BEGIN RECORDS PROVIDED
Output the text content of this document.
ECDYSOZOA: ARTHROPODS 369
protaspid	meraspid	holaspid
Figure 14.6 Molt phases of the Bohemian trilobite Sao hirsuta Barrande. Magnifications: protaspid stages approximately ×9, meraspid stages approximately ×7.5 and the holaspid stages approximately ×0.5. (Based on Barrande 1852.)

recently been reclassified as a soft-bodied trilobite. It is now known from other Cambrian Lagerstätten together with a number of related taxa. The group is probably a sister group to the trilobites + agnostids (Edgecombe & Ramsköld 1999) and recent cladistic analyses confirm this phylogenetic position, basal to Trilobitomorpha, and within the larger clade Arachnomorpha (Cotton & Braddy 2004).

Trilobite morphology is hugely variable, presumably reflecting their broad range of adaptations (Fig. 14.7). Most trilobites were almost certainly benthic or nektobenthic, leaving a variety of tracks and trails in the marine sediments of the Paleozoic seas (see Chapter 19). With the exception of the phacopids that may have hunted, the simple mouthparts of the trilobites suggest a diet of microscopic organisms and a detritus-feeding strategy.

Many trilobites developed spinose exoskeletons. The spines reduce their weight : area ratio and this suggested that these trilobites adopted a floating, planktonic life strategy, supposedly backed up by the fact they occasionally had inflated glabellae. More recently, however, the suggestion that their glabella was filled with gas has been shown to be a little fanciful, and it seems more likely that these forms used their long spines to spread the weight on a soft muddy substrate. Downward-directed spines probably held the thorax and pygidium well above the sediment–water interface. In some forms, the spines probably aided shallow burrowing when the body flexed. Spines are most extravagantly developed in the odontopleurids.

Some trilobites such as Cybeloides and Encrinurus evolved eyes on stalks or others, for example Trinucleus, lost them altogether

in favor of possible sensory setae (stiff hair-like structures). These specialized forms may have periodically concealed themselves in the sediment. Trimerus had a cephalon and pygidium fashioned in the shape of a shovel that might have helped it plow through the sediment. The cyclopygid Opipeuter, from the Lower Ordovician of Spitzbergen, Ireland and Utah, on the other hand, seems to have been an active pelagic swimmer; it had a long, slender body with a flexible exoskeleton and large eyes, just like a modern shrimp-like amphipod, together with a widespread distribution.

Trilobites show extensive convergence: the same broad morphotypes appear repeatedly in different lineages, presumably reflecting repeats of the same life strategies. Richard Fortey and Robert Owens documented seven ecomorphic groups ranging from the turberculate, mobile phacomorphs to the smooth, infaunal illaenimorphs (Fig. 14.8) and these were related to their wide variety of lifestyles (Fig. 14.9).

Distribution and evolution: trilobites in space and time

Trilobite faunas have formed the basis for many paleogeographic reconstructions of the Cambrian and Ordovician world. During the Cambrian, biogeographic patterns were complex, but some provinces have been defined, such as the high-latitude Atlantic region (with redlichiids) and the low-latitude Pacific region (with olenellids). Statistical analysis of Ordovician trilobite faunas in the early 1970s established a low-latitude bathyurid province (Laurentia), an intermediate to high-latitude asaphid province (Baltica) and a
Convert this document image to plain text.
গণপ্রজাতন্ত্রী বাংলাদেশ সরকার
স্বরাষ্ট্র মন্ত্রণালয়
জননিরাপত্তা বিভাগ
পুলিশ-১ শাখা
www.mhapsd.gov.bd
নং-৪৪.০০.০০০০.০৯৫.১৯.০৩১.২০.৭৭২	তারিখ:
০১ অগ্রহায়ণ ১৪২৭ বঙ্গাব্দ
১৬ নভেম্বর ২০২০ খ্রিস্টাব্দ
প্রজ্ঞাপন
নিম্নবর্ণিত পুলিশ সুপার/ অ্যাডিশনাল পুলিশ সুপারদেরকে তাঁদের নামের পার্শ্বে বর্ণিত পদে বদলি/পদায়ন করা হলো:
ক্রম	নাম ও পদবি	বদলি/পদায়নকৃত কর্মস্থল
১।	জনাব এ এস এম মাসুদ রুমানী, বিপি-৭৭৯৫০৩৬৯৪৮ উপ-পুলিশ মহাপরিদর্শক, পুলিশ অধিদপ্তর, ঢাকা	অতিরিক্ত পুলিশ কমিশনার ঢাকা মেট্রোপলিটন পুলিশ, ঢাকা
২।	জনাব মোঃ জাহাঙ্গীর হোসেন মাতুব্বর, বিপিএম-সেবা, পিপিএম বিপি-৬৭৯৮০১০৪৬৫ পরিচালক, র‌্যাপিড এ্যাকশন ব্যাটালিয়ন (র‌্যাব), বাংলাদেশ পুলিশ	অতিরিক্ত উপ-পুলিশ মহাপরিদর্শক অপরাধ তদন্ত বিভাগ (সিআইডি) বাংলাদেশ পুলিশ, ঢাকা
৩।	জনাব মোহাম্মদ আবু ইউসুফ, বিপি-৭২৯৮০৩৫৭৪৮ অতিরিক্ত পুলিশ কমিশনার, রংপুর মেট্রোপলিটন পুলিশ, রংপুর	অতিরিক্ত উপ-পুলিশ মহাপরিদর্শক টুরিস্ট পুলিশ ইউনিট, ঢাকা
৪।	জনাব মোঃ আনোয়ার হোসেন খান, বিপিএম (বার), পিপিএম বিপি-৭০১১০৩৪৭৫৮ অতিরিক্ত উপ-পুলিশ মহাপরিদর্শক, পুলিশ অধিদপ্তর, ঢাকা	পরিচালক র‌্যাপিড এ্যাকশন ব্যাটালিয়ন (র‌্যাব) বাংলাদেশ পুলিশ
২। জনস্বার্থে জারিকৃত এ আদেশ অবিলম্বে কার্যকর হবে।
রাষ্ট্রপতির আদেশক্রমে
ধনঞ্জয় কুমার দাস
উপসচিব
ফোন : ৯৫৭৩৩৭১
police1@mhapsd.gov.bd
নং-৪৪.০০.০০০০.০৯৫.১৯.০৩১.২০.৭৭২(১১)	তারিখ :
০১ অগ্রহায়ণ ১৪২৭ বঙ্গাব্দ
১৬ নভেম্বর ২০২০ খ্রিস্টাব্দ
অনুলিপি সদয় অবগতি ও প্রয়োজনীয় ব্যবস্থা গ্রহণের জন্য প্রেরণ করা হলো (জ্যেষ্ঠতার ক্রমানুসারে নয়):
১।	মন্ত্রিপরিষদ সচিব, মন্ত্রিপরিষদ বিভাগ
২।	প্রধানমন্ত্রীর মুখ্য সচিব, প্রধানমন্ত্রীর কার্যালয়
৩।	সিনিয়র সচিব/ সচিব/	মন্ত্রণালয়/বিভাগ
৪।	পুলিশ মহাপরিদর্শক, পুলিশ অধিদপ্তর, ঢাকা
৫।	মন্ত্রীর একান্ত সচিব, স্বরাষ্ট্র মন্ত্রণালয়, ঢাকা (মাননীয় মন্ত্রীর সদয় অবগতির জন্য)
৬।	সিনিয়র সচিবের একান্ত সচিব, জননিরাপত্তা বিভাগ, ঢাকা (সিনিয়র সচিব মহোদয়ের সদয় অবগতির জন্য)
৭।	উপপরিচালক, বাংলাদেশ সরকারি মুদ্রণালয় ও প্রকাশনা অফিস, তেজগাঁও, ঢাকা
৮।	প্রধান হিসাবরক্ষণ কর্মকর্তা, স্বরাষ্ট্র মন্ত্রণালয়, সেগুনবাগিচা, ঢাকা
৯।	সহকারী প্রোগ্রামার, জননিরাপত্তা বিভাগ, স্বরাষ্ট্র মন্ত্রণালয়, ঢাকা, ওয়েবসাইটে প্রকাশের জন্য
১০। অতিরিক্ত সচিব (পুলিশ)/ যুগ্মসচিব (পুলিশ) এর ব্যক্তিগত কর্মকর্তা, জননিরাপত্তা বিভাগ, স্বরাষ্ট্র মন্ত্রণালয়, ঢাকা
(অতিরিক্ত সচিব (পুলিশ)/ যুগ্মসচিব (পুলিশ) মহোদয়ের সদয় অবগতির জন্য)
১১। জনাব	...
END RECORDS PROVIDED
Output the full listing without altering anything.

▶ **RESULT OF THIS TASK**
Output the text content of this document.
ECDYSOZOA: ARTHROPODS 369
protaspid	meraspid	holaspid
Figure 14.6 Molt phases of the Bohemian trilobite Sao hirsuta Barrande. Magnifications: protaspid stages approximately ×9, meraspid stages approximately ×7.5 and the holaspid stages approximately ×0.5. (Based on Barrande 1852.)

recently been reclassified as a soft-bodied trilobite. It is now known from other Cambrian Lagerstätten together with a number of related taxa. The group is probably a sister group to the trilobites + agnostids (Edgecombe & Ramsköld 1999) and recent cladistic analyses confirm this phylogenetic position, basal to Trilobitomorpha, and within the larger clade Arachnomorpha (Cotton & Braddy 2004).

Trilobite morphology is hugely variable, presumably reflecting their broad range of adaptations (Fig. 14.7). Most trilobites were almost certainly benthic or nektobenthic, leaving a variety of tracks and trails in the marine sediments of the Paleozoic seas (see Chapter 19). With the exception of the phacopids that may have hunted, the simple mouthparts of the trilobites suggest a diet of microscopic organisms and a detritus-feeding strategy.

Many trilobites developed spinose exoskeletons. The spines reduce their weight : area ratio and this suggested that these trilobites adopted a floating, planktonic life strategy, supposedly backed up by the fact they occasionally had inflated glabellae. More recently, however, the suggestion that their glabella was filled with gas has been shown to be a little fanciful, and it seems more likely that these forms used their long spines to spread the weight on a soft muddy substrate. Downward-directed spines probably held the thorax and pygidium well above the sediment–water interface. In some forms, the spines probably aided shallow burrowing when the body flexed. Spines are most extravagantly developed in the odontopleurids.

Some trilobites such as Cybeloides and Encrinurus evolved eyes on stalks or others, for example Trinucleus, lost them altogether

in favor of possible sensory setae (stiff hair-like structures). These specialized forms may have periodically concealed themselves in the sediment. Trimerus had a cephalon and pygidium fashioned in the shape of a shovel that might have helped it plow through the sediment. The cyclopygid Opipeuter, from the Lower Ordovician of Spitzbergen, Ireland and Utah, on the other hand, seems to have been an active pelagic swimmer; it had a long, slender body with a flexible exoskeleton and large eyes, just like a modern shrimp-like amphipod, together with a widespread distribution.

Trilobites show extensive convergence: the same broad morphotypes appear repeatedly in different lineages, presumably reflecting repeats of the same life strategies. Richard Fortey and Robert Owens documented seven ecomorphic groups ranging from the turberculate, mobile phacomorphs to the smooth, infaunal illaenimorphs (Fig. 14.8) and these were related to their wide variety of lifestyles (Fig. 14.9).

Distribution and evolution: trilobites in space and time

Trilobite faunas have formed the basis for many paleogeographic reconstructions of the Cambrian and Ordovician world. During the Cambrian, biogeographic patterns were complex, but some provinces have been defined, such as the high-latitude Atlantic region (with redlichiids) and the low-latitude Pacific region (with olenellids). Statistical analysis of Ordovician trilobite faunas in the early 1970s established a low-latitude bathyurid province (Laurentia), an intermediate to high-latitude asaphid province (Baltica) and a
Convert this document image to plain text.
গণপ্রজাতন্ত্রী বাংলাদেশ সরকার
স্বরাষ্ট্র মন্ত্রণালয়
জননিরাপত্তা বিভাগ
পুলিশ-১ শাখা
www.mhapsd.gov.bd
নং-৪৪.০০.০০০০.০৯৫.১৯.০৩১.২০.৭৭২	তারিখ:
০১ অগ্রহায়ণ ১৪২৭ বঙ্গাব্দ
১৬ নভেম্বর ২০২০ খ্রিস্টাব্দ
প্রজ্ঞাপন
নিম্নবর্ণিত পুলিশ সুপার/ অ্যাডিশনাল পুলিশ সুপারদেরকে তাঁদের নামের পার্শ্বে বর্ণিত পদে বদলি/পদায়ন করা হলো:
ক্রম	নাম ও পদবি	বদলি/পদায়নকৃত কর্মস্থল
১।	জনাব এ এস এম মাসুদ রুমানী, বিপি-৭৭৯৫০৩৬৯৪৮ উপ-পুলিশ মহাপরিদর্শক, পুলিশ অধিদপ্তর, ঢাকা	অতিরিক্ত পুলিশ কমিশনার ঢাকা মেট্রোপলিটন পুলিশ, ঢাকা
২।	জনাব মোঃ জাহাঙ্গীর হোসেন মাতুব্বর, বিপিএম-সেবা, পিপিএম বিপি-৬৭৯৮০১০৪৬৫ পরিচালক, র‌্যাপিড এ্যাকশন ব্যাটালিয়ন (র‌্যাব), বাংলাদেশ পুলিশ	অতিরিক্ত উপ-পুলিশ মহাপরিদর্শক অপরাধ তদন্ত বিভাগ (সিআইডি) বাংলাদেশ পুলিশ, ঢাকা
৩।	জনাব মোহাম্মদ আবু ইউসুফ, বিপি-৭২৯৮০৩৫৭৪৮ অতিরিক্ত পুলিশ কমিশনার, রংপুর মেট্রোপলিটন পুলিশ, রংপুর	অতিরিক্ত উপ-পুলিশ মহাপরিদর্শক টুরিস্ট পুলিশ ইউনিট, ঢাকা
৪।	জনাব মোঃ আনোয়ার হোসেন খান, বিপিএম (বার), পিপিএম বিপি-৭০১১০৩৪৭৫৮ অতিরিক্ত উপ-পুলিশ মহাপরিদর্শক, পুলিশ অধিদপ্তর, ঢাকা	পরিচালক র‌্যাপিড এ্যাকশন ব্যাটালিয়ন (র‌্যাব) বাংলাদেশ পুলিশ
২। জনস্বার্থে জারিকৃত এ আদেশ অবিলম্বে কার্যকর হবে।
রাষ্ট্রপতির আদেশক্রমে
ধনঞ্জয় কুমার দাস
উপসচিব
ফোন : ৯৫৭৩৩৭১
police1@mhapsd.gov.bd
নং-৪৪.০০.০০০০.০৯৫.১৯.০৩১.২০.৭৭২(১১)	তারিখ :
০১ অগ্রহায়ণ ১৪২৭ বঙ্গাব্দ
১৬ নভেম্বর ২০২০ খ্রিস্টাব্দ
অনুলিপি সদয় অবগতি ও প্রয়োজনীয় ব্যবস্থা গ্রহণের জন্য প্রেরণ করা হলো (জ্যেষ্ঠতার ক্রমানুসারে নয়):
১।	মন্ত্রিপরিষদ সচিব, মন্ত্রিপরিষদ বিভাগ
২।	প্রধানমন্ত্রীর মুখ্য সচিব, প্রধানমন্ত্রীর কার্যালয়
৩।	সিনিয়র সচিব/ সচিব/	মন্ত্রণালয়/বিভাগ
৪।	পুলিশ মহাপরিদর্শক, পুলিশ অধিদপ্তর, ঢাকা
৫।	মন্ত্রীর একান্ত সচিব, স্বরাষ্ট্র মন্ত্রণালয়, ঢাকা (মাননীয় মন্ত্রীর সদয় অবগতির জন্য)
৬।	সিনিয়র সচিবের একান্ত সচিব, জননিরাপত্তা বিভাগ, ঢাকা (সিনিয়র সচিব মহোদয়ের সদয় অবগতির জন্য)
৭।	উপপরিচালক, বাংলাদেশ সরকারি মুদ্রণালয় ও প্রকাশনা অফিস, তেজগাঁও, ঢাকা
৮।	প্রধান হিসাবরক্ষণ কর্মকর্তা, স্বরাষ্ট্র মন্ত্রণালয়, সেগুনবাগিচা, ঢাকা
৯।	সহকারী প্রোগ্রামার, জননিরাপত্তা বিভাগ, স্বরাষ্ট্র মন্ত্রণালয়, ঢাকা, ওয়েবসাইটে প্রকাশের জন্য
১০। অতিরিক্ত সচিব (পুলিশ)/ যুগ্মসচিব (পুলিশ) এর ব্যক্তিগত কর্মকর্তা, জননিরাপত্তা বিভাগ, স্বরাষ্ট্র মন্ত্রণালয়, ঢাকা
(অতিরিক্ত সচিব (পুলিশ)/ যুগ্মসচিব (পুলিশ) মহোদয়ের সদয় অবগতির জন্য)
১১। জনাব	...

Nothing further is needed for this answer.